**EXERCISE TASK**
Will you extract the entries word for word? Images should not appear in the copy.

**DATA FOR THIS TASK**
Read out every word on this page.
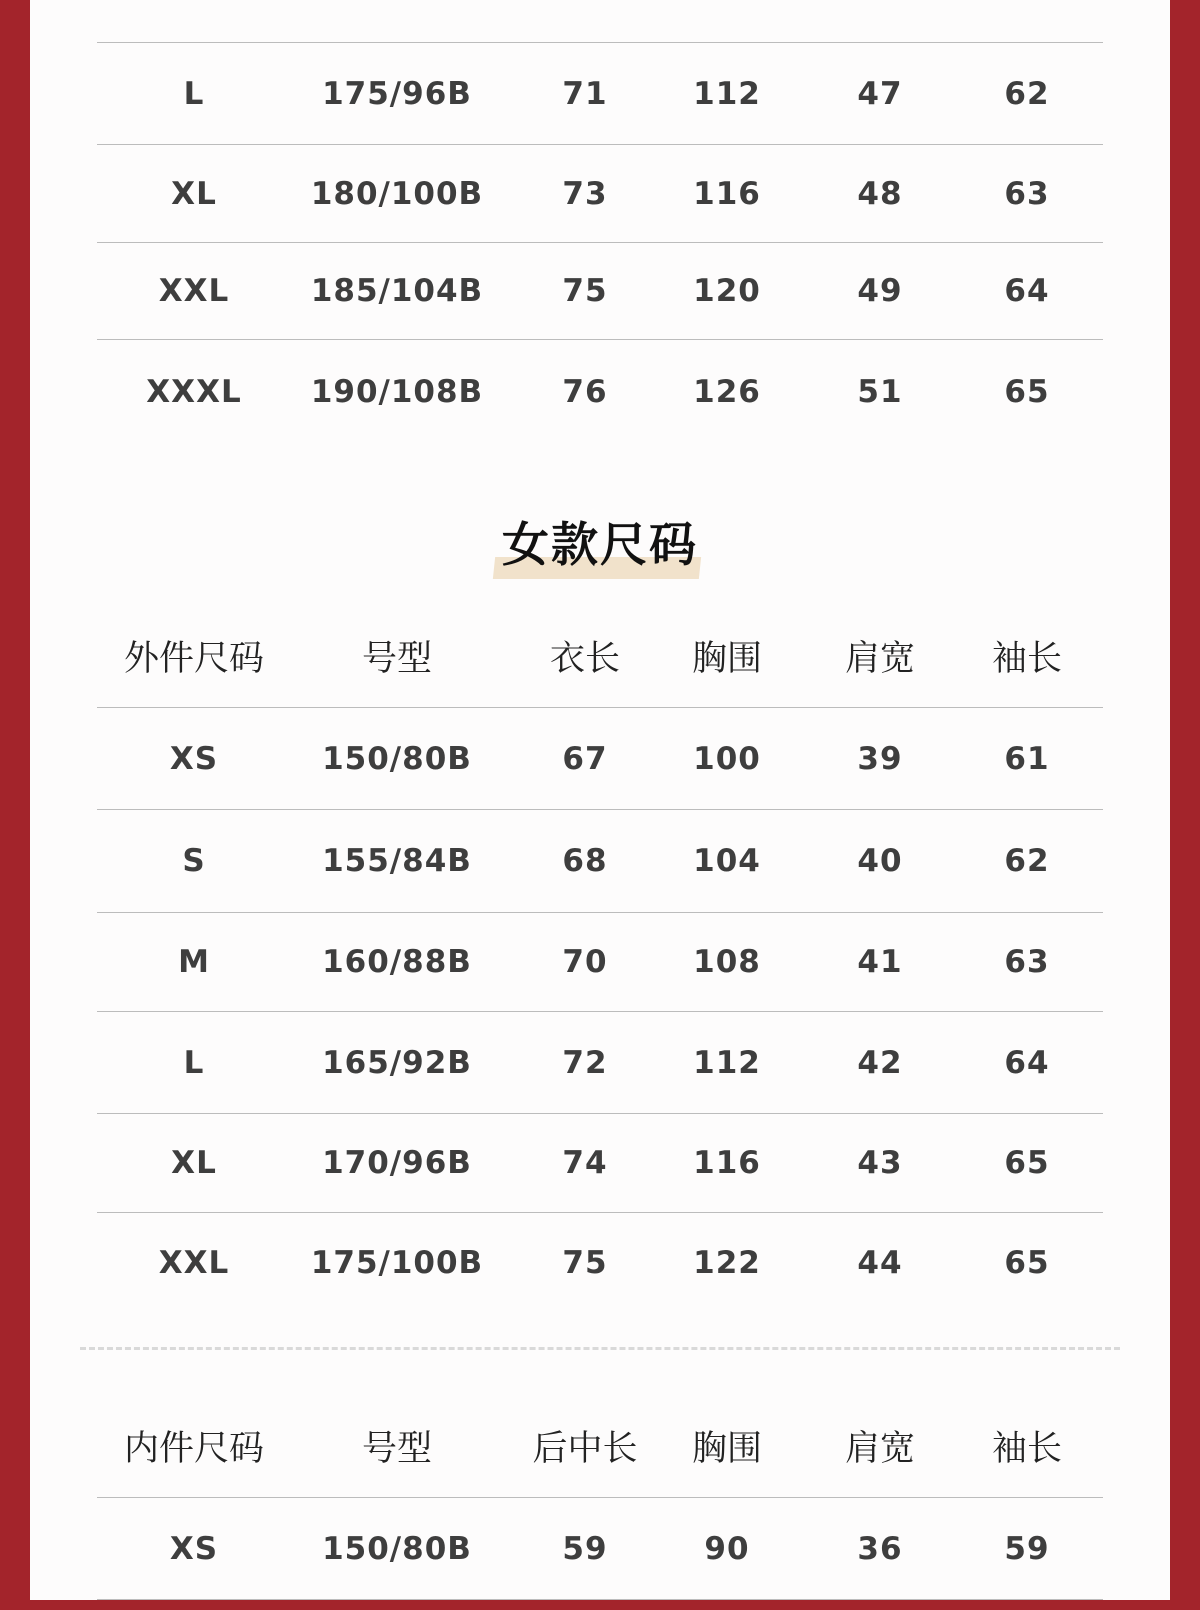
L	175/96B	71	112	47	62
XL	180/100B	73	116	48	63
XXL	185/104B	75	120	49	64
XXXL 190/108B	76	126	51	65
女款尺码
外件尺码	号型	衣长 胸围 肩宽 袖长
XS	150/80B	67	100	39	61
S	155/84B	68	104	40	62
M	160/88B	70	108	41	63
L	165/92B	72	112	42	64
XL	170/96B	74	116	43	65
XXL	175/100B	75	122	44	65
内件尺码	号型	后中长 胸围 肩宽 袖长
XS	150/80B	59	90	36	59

**SOLVED EXERCISE**
Read out every word on this page.
L	175/96B	71	112	47	62
XL	180/100B	73	116	48	63
XXL	185/104B	75	120	49	64
XXXL 190/108B	76	126	51	65
女款尺码
外件尺码	号型	衣长 胸围 肩宽 袖长
XS	150/80B	67	100	39	61
S	155/84B	68	104	40	62
M	160/88B	70	108	41	63
L	165/92B	72	112	42	64
XL	170/96B	74	116	43	65
XXL	175/100B	75	122	44	65
内件尺码	号型	后中长 胸围 肩宽 袖长
XS	150/80B	59	90	36	59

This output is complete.